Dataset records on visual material
☆ ☆ ☆

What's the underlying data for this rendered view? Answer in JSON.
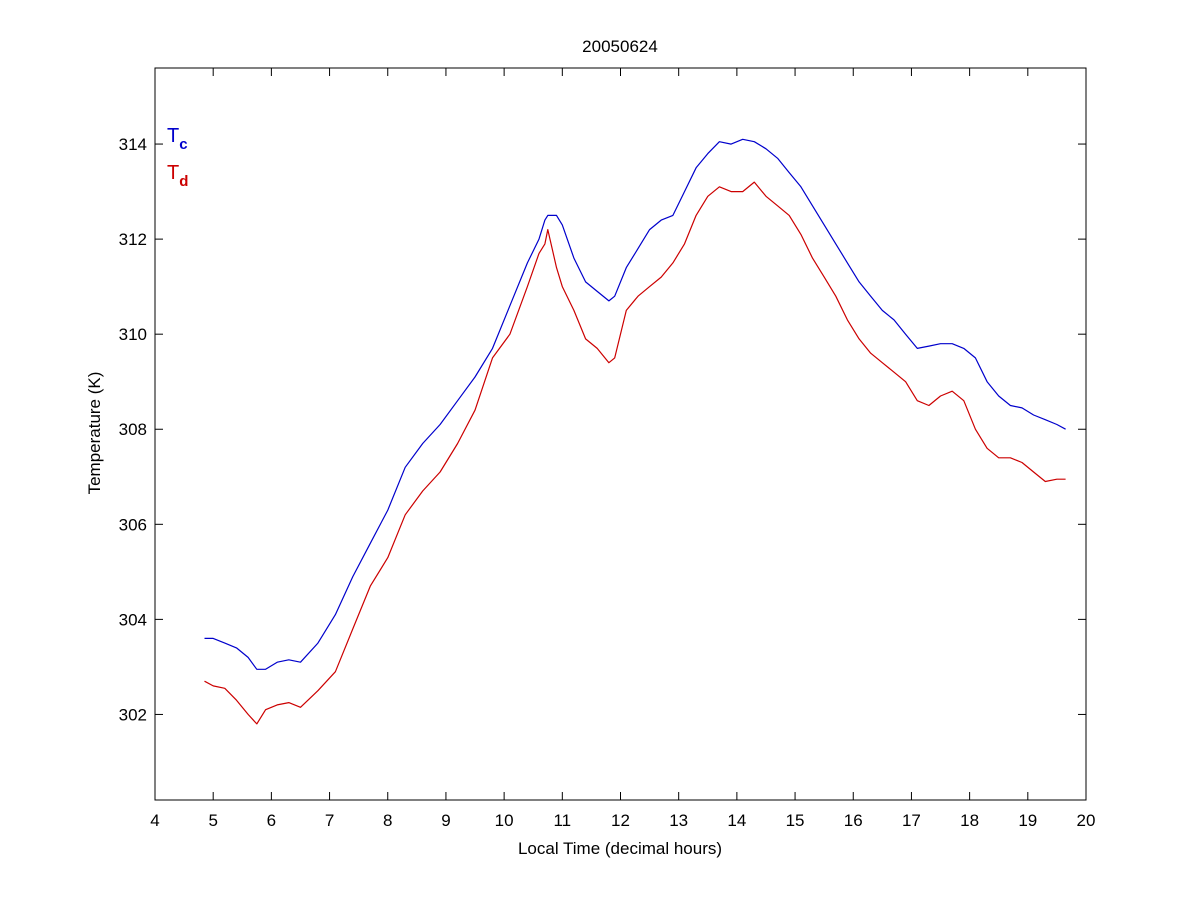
{
  "chart_data": {
    "type": "line",
    "title": "20050624",
    "xlabel": "Local Time (decimal hours)",
    "ylabel": "Temperature (K)",
    "xlim": [
      4,
      20
    ],
    "ylim": [
      300.2,
      315.6
    ],
    "xticks": [
      4,
      5,
      6,
      7,
      8,
      9,
      10,
      11,
      12,
      13,
      14,
      15,
      16,
      17,
      18,
      19,
      20
    ],
    "yticks": [
      302,
      304,
      306,
      308,
      310,
      312,
      314
    ],
    "grid": false,
    "legend_position": "top-left",
    "series": [
      {
        "name": "T",
        "subscript": "c",
        "color": "#0000cc",
        "x": [
          4.85,
          5.0,
          5.2,
          5.4,
          5.6,
          5.75,
          5.9,
          6.1,
          6.3,
          6.5,
          6.8,
          7.1,
          7.4,
          7.7,
          8.0,
          8.3,
          8.6,
          8.9,
          9.2,
          9.5,
          9.8,
          10.1,
          10.4,
          10.6,
          10.7,
          10.75,
          10.9,
          11.0,
          11.2,
          11.4,
          11.6,
          11.8,
          11.9,
          12.1,
          12.3,
          12.5,
          12.7,
          12.9,
          13.1,
          13.3,
          13.5,
          13.7,
          13.9,
          14.1,
          14.3,
          14.5,
          14.7,
          14.9,
          15.1,
          15.3,
          15.5,
          15.7,
          15.9,
          16.1,
          16.3,
          16.5,
          16.7,
          16.9,
          17.1,
          17.3,
          17.5,
          17.7,
          17.9,
          18.1,
          18.3,
          18.5,
          18.7,
          18.9,
          19.1,
          19.3,
          19.5,
          19.65
        ],
        "y": [
          303.6,
          303.6,
          303.5,
          303.4,
          303.2,
          302.95,
          302.95,
          303.1,
          303.15,
          303.1,
          303.5,
          304.1,
          304.9,
          305.6,
          306.3,
          307.2,
          307.7,
          308.1,
          308.6,
          309.1,
          309.7,
          310.6,
          311.5,
          312.0,
          312.4,
          312.5,
          312.5,
          312.3,
          311.6,
          311.1,
          310.9,
          310.7,
          310.8,
          311.4,
          311.8,
          312.2,
          312.4,
          312.5,
          313.0,
          313.5,
          313.8,
          314.05,
          314.0,
          314.1,
          314.05,
          313.9,
          313.7,
          313.4,
          313.1,
          312.7,
          312.3,
          311.9,
          311.5,
          311.1,
          310.8,
          310.5,
          310.3,
          310.0,
          309.7,
          309.75,
          309.8,
          309.8,
          309.7,
          309.5,
          309.0,
          308.7,
          308.5,
          308.45,
          308.3,
          308.2,
          308.1,
          308.0
        ]
      },
      {
        "name": "T",
        "subscript": "d",
        "color": "#cc0000",
        "x": [
          4.85,
          5.0,
          5.2,
          5.4,
          5.6,
          5.75,
          5.9,
          6.1,
          6.3,
          6.5,
          6.8,
          7.1,
          7.4,
          7.7,
          8.0,
          8.3,
          8.6,
          8.9,
          9.2,
          9.5,
          9.8,
          10.1,
          10.4,
          10.6,
          10.7,
          10.75,
          10.9,
          11.0,
          11.2,
          11.4,
          11.6,
          11.8,
          11.9,
          12.1,
          12.3,
          12.5,
          12.7,
          12.9,
          13.1,
          13.3,
          13.5,
          13.7,
          13.9,
          14.1,
          14.3,
          14.5,
          14.7,
          14.9,
          15.1,
          15.3,
          15.5,
          15.7,
          15.9,
          16.1,
          16.3,
          16.5,
          16.7,
          16.9,
          17.1,
          17.3,
          17.5,
          17.7,
          17.9,
          18.1,
          18.3,
          18.5,
          18.7,
          18.9,
          19.1,
          19.3,
          19.5,
          19.65
        ],
        "y": [
          302.7,
          302.6,
          302.55,
          302.3,
          302.0,
          301.8,
          302.1,
          302.2,
          302.25,
          302.15,
          302.5,
          302.9,
          303.8,
          304.7,
          305.3,
          306.2,
          306.7,
          307.1,
          307.7,
          308.4,
          309.5,
          310.0,
          311.0,
          311.7,
          311.9,
          312.2,
          311.4,
          311.0,
          310.5,
          309.9,
          309.7,
          309.4,
          309.5,
          310.5,
          310.8,
          311.0,
          311.2,
          311.5,
          311.9,
          312.5,
          312.9,
          313.1,
          313.0,
          313.0,
          313.2,
          312.9,
          312.7,
          312.5,
          312.1,
          311.6,
          311.2,
          310.8,
          310.3,
          309.9,
          309.6,
          309.4,
          309.2,
          309.0,
          308.6,
          308.5,
          308.7,
          308.8,
          308.6,
          308.0,
          307.6,
          307.4,
          307.4,
          307.3,
          307.1,
          306.9,
          306.95,
          306.95
        ]
      }
    ]
  }
}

☆ ☆ ☆

Extract every line of the data exactly; pictures stay out.

What's the underlying data for this rendered view? Answer in JSON.
{
  "chart_data": {
    "type": "line",
    "title": "20050624",
    "xlabel": "Local Time (decimal hours)",
    "ylabel": "Temperature (K)",
    "xlim": [
      4,
      20
    ],
    "ylim": [
      300.2,
      315.6
    ],
    "xticks": [
      4,
      5,
      6,
      7,
      8,
      9,
      10,
      11,
      12,
      13,
      14,
      15,
      16,
      17,
      18,
      19,
      20
    ],
    "yticks": [
      302,
      304,
      306,
      308,
      310,
      312,
      314
    ],
    "grid": false,
    "legend_position": "top-left",
    "series": [
      {
        "name": "T",
        "subscript": "c",
        "color": "#0000cc",
        "x": [
          4.85,
          5.0,
          5.2,
          5.4,
          5.6,
          5.75,
          5.9,
          6.1,
          6.3,
          6.5,
          6.8,
          7.1,
          7.4,
          7.7,
          8.0,
          8.3,
          8.6,
          8.9,
          9.2,
          9.5,
          9.8,
          10.1,
          10.4,
          10.6,
          10.7,
          10.75,
          10.9,
          11.0,
          11.2,
          11.4,
          11.6,
          11.8,
          11.9,
          12.1,
          12.3,
          12.5,
          12.7,
          12.9,
          13.1,
          13.3,
          13.5,
          13.7,
          13.9,
          14.1,
          14.3,
          14.5,
          14.7,
          14.9,
          15.1,
          15.3,
          15.5,
          15.7,
          15.9,
          16.1,
          16.3,
          16.5,
          16.7,
          16.9,
          17.1,
          17.3,
          17.5,
          17.7,
          17.9,
          18.1,
          18.3,
          18.5,
          18.7,
          18.9,
          19.1,
          19.3,
          19.5,
          19.65
        ],
        "y": [
          303.6,
          303.6,
          303.5,
          303.4,
          303.2,
          302.95,
          302.95,
          303.1,
          303.15,
          303.1,
          303.5,
          304.1,
          304.9,
          305.6,
          306.3,
          307.2,
          307.7,
          308.1,
          308.6,
          309.1,
          309.7,
          310.6,
          311.5,
          312.0,
          312.4,
          312.5,
          312.5,
          312.3,
          311.6,
          311.1,
          310.9,
          310.7,
          310.8,
          311.4,
          311.8,
          312.2,
          312.4,
          312.5,
          313.0,
          313.5,
          313.8,
          314.05,
          314.0,
          314.1,
          314.05,
          313.9,
          313.7,
          313.4,
          313.1,
          312.7,
          312.3,
          311.9,
          311.5,
          311.1,
          310.8,
          310.5,
          310.3,
          310.0,
          309.7,
          309.75,
          309.8,
          309.8,
          309.7,
          309.5,
          309.0,
          308.7,
          308.5,
          308.45,
          308.3,
          308.2,
          308.1,
          308.0
        ]
      },
      {
        "name": "T",
        "subscript": "d",
        "color": "#cc0000",
        "x": [
          4.85,
          5.0,
          5.2,
          5.4,
          5.6,
          5.75,
          5.9,
          6.1,
          6.3,
          6.5,
          6.8,
          7.1,
          7.4,
          7.7,
          8.0,
          8.3,
          8.6,
          8.9,
          9.2,
          9.5,
          9.8,
          10.1,
          10.4,
          10.6,
          10.7,
          10.75,
          10.9,
          11.0,
          11.2,
          11.4,
          11.6,
          11.8,
          11.9,
          12.1,
          12.3,
          12.5,
          12.7,
          12.9,
          13.1,
          13.3,
          13.5,
          13.7,
          13.9,
          14.1,
          14.3,
          14.5,
          14.7,
          14.9,
          15.1,
          15.3,
          15.5,
          15.7,
          15.9,
          16.1,
          16.3,
          16.5,
          16.7,
          16.9,
          17.1,
          17.3,
          17.5,
          17.7,
          17.9,
          18.1,
          18.3,
          18.5,
          18.7,
          18.9,
          19.1,
          19.3,
          19.5,
          19.65
        ],
        "y": [
          302.7,
          302.6,
          302.55,
          302.3,
          302.0,
          301.8,
          302.1,
          302.2,
          302.25,
          302.15,
          302.5,
          302.9,
          303.8,
          304.7,
          305.3,
          306.2,
          306.7,
          307.1,
          307.7,
          308.4,
          309.5,
          310.0,
          311.0,
          311.7,
          311.9,
          312.2,
          311.4,
          311.0,
          310.5,
          309.9,
          309.7,
          309.4,
          309.5,
          310.5,
          310.8,
          311.0,
          311.2,
          311.5,
          311.9,
          312.5,
          312.9,
          313.1,
          313.0,
          313.0,
          313.2,
          312.9,
          312.7,
          312.5,
          312.1,
          311.6,
          311.2,
          310.8,
          310.3,
          309.9,
          309.6,
          309.4,
          309.2,
          309.0,
          308.6,
          308.5,
          308.7,
          308.8,
          308.6,
          308.0,
          307.6,
          307.4,
          307.4,
          307.3,
          307.1,
          306.9,
          306.95,
          306.95
        ]
      }
    ]
  }
}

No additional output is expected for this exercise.